Task description = Locate the lines where "Wyszukaj" occurs and copy them as they stand.

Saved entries

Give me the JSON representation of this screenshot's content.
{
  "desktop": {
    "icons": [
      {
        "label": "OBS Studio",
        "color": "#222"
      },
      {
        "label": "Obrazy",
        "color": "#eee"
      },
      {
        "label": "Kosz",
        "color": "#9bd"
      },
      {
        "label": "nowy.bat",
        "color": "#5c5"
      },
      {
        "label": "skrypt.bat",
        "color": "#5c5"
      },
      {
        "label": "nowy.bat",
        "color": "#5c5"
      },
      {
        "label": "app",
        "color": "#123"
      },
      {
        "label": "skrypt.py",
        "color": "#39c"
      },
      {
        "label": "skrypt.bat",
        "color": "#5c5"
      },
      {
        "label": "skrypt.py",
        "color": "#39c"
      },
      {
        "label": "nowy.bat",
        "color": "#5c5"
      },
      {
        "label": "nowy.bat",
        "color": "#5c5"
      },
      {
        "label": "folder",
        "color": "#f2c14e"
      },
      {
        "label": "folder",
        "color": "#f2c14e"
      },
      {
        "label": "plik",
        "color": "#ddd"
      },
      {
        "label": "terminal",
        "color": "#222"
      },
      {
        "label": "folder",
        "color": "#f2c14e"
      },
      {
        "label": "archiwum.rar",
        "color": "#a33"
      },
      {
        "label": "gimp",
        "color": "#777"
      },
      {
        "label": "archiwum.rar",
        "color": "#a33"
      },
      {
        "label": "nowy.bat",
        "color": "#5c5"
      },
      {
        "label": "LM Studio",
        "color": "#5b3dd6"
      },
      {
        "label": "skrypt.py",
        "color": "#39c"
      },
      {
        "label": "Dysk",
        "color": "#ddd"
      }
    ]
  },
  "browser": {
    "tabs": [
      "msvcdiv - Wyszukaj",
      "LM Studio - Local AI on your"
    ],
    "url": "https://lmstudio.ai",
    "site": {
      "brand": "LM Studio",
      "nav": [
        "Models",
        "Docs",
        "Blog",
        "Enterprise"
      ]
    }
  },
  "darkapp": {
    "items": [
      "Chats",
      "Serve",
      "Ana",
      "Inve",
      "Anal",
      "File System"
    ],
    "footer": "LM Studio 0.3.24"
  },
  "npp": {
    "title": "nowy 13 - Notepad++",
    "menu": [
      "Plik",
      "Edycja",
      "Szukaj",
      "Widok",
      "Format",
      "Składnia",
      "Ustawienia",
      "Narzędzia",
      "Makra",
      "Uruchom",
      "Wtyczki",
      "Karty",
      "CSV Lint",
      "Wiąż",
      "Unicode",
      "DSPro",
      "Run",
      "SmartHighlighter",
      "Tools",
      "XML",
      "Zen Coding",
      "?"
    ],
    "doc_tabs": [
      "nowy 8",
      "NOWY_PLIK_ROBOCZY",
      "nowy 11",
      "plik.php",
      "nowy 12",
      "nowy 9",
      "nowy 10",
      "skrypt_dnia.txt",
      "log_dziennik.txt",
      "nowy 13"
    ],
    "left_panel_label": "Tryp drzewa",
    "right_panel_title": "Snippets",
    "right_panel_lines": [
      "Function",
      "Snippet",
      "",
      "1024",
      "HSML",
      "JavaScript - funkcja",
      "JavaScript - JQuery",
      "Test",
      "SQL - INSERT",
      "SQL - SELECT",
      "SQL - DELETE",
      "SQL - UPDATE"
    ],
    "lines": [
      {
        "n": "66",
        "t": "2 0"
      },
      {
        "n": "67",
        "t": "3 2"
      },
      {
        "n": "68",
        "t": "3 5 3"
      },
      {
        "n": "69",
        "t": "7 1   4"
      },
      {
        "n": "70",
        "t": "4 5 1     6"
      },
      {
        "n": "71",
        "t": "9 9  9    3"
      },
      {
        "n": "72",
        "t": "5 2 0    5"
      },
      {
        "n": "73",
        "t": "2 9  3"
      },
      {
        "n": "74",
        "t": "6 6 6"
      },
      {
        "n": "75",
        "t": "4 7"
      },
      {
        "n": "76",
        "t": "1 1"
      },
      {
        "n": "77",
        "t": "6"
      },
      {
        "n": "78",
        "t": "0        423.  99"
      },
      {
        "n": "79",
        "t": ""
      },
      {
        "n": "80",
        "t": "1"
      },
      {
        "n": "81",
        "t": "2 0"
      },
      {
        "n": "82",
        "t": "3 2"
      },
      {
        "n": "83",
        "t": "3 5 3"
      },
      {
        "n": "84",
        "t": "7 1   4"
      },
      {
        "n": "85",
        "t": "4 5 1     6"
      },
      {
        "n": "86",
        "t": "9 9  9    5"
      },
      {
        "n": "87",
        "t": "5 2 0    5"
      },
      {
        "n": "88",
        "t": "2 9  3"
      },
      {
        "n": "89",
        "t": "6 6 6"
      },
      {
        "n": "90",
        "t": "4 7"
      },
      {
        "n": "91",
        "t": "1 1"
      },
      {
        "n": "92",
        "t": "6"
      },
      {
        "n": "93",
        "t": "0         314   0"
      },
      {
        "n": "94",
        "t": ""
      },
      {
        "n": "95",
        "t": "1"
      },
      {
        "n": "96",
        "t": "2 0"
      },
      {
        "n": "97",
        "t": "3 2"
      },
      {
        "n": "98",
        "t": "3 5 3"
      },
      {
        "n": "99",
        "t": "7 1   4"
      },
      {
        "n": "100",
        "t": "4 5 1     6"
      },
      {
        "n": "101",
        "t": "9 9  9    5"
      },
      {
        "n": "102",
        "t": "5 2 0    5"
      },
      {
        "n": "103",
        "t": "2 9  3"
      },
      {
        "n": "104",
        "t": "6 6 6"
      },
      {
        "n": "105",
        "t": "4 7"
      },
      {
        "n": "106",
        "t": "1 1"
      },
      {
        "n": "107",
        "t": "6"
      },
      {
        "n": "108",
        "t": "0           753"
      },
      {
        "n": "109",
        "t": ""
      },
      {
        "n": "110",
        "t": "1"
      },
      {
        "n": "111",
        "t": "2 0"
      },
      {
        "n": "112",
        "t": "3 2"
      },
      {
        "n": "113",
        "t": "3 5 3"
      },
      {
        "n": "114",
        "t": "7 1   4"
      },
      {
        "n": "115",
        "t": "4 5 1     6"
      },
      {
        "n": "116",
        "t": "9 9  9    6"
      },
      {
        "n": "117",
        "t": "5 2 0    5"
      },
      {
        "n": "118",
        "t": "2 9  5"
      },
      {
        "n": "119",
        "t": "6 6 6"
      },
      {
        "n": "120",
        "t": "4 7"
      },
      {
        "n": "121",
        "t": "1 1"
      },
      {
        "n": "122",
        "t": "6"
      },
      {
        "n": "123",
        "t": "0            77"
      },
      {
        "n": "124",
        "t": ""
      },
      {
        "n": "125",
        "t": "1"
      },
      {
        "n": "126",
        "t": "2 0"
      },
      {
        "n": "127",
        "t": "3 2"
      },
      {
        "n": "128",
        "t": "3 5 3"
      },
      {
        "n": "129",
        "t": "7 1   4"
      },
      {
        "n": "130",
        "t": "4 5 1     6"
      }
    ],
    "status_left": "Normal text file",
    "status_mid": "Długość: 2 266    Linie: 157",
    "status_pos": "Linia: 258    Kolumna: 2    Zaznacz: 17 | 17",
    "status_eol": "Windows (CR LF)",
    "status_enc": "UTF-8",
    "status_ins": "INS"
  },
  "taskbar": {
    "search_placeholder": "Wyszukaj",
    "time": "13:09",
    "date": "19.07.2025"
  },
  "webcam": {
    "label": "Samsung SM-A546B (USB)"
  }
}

Problem solution =
      "msvcdiv - Wyszukaj",
    "search_placeholder": "Wyszukaj",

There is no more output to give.